Stored data:
***

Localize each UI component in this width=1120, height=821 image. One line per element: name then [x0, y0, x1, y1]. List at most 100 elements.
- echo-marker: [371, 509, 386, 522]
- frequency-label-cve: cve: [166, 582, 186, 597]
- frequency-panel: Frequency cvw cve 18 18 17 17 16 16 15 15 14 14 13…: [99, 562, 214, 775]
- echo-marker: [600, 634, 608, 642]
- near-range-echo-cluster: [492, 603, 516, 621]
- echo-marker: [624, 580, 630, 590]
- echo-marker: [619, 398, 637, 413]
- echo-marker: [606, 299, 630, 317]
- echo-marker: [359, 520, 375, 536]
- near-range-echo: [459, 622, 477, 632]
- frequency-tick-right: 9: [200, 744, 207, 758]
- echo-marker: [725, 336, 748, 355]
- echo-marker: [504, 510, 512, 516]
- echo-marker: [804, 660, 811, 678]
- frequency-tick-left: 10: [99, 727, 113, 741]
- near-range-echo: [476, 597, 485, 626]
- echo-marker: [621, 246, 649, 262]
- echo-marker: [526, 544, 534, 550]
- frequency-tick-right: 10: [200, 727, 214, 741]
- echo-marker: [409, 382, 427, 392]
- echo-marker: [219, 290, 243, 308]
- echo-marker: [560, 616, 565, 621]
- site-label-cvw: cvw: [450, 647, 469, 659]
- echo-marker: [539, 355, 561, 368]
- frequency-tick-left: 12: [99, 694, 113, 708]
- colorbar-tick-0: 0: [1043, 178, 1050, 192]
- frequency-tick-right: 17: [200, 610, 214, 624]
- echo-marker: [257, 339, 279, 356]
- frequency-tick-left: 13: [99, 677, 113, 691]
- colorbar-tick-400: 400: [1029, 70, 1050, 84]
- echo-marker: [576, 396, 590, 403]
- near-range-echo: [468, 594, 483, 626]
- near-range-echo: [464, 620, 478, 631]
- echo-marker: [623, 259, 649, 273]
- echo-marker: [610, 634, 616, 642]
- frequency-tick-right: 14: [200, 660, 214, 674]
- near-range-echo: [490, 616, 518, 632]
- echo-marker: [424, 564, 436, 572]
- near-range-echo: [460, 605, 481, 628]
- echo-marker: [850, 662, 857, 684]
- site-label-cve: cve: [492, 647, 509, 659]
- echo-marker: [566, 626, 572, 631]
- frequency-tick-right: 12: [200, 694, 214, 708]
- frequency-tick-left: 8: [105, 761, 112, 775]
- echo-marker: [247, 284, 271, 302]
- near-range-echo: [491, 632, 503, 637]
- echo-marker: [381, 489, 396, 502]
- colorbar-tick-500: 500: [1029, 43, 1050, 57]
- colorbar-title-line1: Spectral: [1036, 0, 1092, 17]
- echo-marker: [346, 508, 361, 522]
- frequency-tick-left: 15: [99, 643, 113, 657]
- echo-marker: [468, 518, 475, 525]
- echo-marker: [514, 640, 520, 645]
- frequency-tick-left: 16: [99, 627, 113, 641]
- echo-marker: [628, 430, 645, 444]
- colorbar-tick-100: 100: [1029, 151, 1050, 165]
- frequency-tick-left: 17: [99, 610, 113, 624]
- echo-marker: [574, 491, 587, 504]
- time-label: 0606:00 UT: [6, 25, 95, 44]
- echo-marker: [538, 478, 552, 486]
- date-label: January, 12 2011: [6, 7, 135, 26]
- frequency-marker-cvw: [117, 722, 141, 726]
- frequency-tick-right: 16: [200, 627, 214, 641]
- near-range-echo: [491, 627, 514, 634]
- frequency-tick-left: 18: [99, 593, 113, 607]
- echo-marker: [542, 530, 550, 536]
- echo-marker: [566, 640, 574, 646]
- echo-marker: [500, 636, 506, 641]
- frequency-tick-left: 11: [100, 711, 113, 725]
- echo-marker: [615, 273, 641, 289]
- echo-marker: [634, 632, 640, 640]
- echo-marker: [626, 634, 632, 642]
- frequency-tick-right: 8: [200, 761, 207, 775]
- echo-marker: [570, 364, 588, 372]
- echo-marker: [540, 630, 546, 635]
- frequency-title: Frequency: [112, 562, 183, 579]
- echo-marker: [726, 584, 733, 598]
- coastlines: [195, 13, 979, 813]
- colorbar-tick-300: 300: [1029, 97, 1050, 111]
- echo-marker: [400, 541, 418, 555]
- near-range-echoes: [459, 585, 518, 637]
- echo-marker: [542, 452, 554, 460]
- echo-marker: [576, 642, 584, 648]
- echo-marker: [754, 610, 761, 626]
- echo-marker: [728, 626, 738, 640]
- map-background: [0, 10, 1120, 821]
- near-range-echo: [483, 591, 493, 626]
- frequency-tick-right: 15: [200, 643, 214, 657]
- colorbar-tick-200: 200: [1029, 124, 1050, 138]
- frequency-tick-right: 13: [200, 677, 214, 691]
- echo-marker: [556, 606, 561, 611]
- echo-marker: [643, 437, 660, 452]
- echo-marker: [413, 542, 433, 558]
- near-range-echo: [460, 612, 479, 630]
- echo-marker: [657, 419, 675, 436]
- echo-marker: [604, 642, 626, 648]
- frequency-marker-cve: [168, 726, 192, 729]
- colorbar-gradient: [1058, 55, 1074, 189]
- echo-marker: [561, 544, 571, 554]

***

Aim:
Reproduce all of the material above verbatim, line by line, with no changes.

In response:
Localize each UI component in this width=1120, height=821 image. One line per element: name then [x0, y0, x1, y1]. List at most 100 elements.
- echo-marker: [371, 509, 386, 522]
- frequency-label-cve: cve: [166, 582, 186, 597]
- frequency-panel: Frequency cvw cve 18 18 17 17 16 16 15 15 14 14 13…: [99, 562, 214, 775]
- echo-marker: [600, 634, 608, 642]
- near-range-echo-cluster: [492, 603, 516, 621]
- echo-marker: [624, 580, 630, 590]
- echo-marker: [619, 398, 637, 413]
- echo-marker: [606, 299, 630, 317]
- echo-marker: [359, 520, 375, 536]
- near-range-echo: [459, 622, 477, 632]
- frequency-tick-right: 9: [200, 744, 207, 758]
- echo-marker: [725, 336, 748, 355]
- echo-marker: [504, 510, 512, 516]
- echo-marker: [804, 660, 811, 678]
- frequency-tick-left: 10: [99, 727, 113, 741]
- near-range-echo: [476, 597, 485, 626]
- echo-marker: [621, 246, 649, 262]
- echo-marker: [526, 544, 534, 550]
- frequency-tick-right: 10: [200, 727, 214, 741]
- echo-marker: [409, 382, 427, 392]
- echo-marker: [219, 290, 243, 308]
- echo-marker: [560, 616, 565, 621]
- site-label-cvw: cvw: [450, 647, 469, 659]
- echo-marker: [539, 355, 561, 368]
- frequency-tick-left: 12: [99, 694, 113, 708]
- colorbar-tick-0: 0: [1043, 178, 1050, 192]
- frequency-tick-right: 17: [200, 610, 214, 624]
- echo-marker: [257, 339, 279, 356]
- frequency-tick-left: 13: [99, 677, 113, 691]
- colorbar-tick-400: 400: [1029, 70, 1050, 84]
- echo-marker: [576, 396, 590, 403]
- near-range-echo: [468, 594, 483, 626]
- near-range-echo: [464, 620, 478, 631]
- echo-marker: [623, 259, 649, 273]
- echo-marker: [610, 634, 616, 642]
- frequency-tick-right: 14: [200, 660, 214, 674]
- near-range-echo: [490, 616, 518, 632]
- echo-marker: [424, 564, 436, 572]
- near-range-echo: [460, 605, 481, 628]
- echo-marker: [850, 662, 857, 684]
- site-label-cve: cve: [492, 647, 509, 659]
- echo-marker: [566, 626, 572, 631]
- frequency-tick-right: 12: [200, 694, 214, 708]
- frequency-tick-left: 8: [105, 761, 112, 775]
- echo-marker: [247, 284, 271, 302]
- near-range-echo: [491, 632, 503, 637]
- echo-marker: [381, 489, 396, 502]
- colorbar-tick-500: 500: [1029, 43, 1050, 57]
- colorbar-title-line1: Spectral: [1036, 0, 1092, 17]
- echo-marker: [346, 508, 361, 522]
- frequency-tick-left: 15: [99, 643, 113, 657]
- echo-marker: [468, 518, 475, 525]
- echo-marker: [514, 640, 520, 645]
- frequency-tick-left: 16: [99, 627, 113, 641]
- echo-marker: [628, 430, 645, 444]
- colorbar-tick-100: 100: [1029, 151, 1050, 165]
- frequency-tick-left: 17: [99, 610, 113, 624]
- echo-marker: [574, 491, 587, 504]
- time-label: 0606:00 UT: [6, 25, 95, 44]
- echo-marker: [538, 478, 552, 486]
- date-label: January, 12 2011: [6, 7, 135, 26]
- frequency-marker-cvw: [117, 722, 141, 726]
- frequency-tick-right: 16: [200, 627, 214, 641]
- near-range-echo: [491, 627, 514, 634]
- frequency-tick-left: 18: [99, 593, 113, 607]
- echo-marker: [542, 530, 550, 536]
- echo-marker: [566, 640, 574, 646]
- echo-marker: [500, 636, 506, 641]
- frequency-tick-left: 11: [100, 711, 113, 725]
- echo-marker: [615, 273, 641, 289]
- echo-marker: [634, 632, 640, 640]
- echo-marker: [626, 634, 632, 642]
- frequency-tick-right: 8: [200, 761, 207, 775]
- echo-marker: [570, 364, 588, 372]
- echo-marker: [540, 630, 546, 635]
- frequency-title: Frequency: [112, 562, 183, 579]
- echo-marker: [726, 584, 733, 598]
- coastlines: [195, 13, 979, 813]
- colorbar-tick-300: 300: [1029, 97, 1050, 111]
- echo-marker: [400, 541, 418, 555]
- near-range-echoes: [459, 585, 518, 637]
- echo-marker: [542, 452, 554, 460]
- echo-marker: [576, 642, 584, 648]
- echo-marker: [754, 610, 761, 626]
- echo-marker: [728, 626, 738, 640]
- map-background: [0, 10, 1120, 821]
- near-range-echo: [483, 591, 493, 626]
- frequency-tick-right: 15: [200, 643, 214, 657]
- colorbar-tick-200: 200: [1029, 124, 1050, 138]
- frequency-tick-right: 13: [200, 677, 214, 691]
- echo-marker: [556, 606, 561, 611]
- echo-marker: [643, 437, 660, 452]
- echo-marker: [413, 542, 433, 558]
- near-range-echo: [460, 612, 479, 630]
- echo-marker: [657, 419, 675, 436]
- echo-marker: [604, 642, 626, 648]
- frequency-marker-cve: [168, 726, 192, 729]
- colorbar-gradient: [1058, 55, 1074, 189]
- echo-marker: [561, 544, 571, 554]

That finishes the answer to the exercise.